DIRECTIVE:
All lines in which the word "title" occurs are to be extracted.
BEGIN PROVIDED RECORDS
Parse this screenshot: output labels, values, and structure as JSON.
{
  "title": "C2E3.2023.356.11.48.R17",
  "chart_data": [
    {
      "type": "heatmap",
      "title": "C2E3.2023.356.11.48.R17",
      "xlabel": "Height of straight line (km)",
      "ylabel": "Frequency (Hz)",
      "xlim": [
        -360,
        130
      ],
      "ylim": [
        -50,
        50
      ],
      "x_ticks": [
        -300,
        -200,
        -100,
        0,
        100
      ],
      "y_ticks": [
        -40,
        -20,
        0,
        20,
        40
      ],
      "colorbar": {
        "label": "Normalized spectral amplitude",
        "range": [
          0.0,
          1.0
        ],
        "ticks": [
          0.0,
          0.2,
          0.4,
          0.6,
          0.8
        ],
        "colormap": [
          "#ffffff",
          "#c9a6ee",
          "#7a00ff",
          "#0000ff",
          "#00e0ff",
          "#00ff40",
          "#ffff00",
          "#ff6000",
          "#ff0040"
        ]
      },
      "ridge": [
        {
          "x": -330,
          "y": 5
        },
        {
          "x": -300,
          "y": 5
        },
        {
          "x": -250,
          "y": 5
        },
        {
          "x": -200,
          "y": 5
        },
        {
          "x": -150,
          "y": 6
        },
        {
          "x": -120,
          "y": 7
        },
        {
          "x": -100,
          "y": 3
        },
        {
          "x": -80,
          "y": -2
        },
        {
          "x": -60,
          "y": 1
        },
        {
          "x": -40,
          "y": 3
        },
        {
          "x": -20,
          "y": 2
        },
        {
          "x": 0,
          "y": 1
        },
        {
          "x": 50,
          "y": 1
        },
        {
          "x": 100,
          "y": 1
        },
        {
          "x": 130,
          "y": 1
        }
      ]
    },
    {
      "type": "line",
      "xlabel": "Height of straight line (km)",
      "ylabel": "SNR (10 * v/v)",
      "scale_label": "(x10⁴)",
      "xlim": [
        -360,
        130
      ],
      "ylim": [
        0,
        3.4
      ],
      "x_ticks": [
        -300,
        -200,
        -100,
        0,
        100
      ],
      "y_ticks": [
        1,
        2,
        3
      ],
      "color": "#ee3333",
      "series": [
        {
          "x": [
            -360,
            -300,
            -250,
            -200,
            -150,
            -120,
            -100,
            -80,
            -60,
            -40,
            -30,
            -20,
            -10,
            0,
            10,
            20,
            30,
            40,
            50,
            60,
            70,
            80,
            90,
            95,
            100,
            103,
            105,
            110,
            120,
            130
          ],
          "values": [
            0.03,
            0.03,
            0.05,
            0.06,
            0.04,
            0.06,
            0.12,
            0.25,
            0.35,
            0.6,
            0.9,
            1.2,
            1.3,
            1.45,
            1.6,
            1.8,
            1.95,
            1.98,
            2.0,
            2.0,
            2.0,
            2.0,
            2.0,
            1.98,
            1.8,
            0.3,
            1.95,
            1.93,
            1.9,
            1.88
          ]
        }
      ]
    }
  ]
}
END PROVIDED RECORDS
RESULT BELOW:
  "title": "C2E3.2023.356.11.48.R17",
      "title": "C2E3.2023.356.11.48.R17",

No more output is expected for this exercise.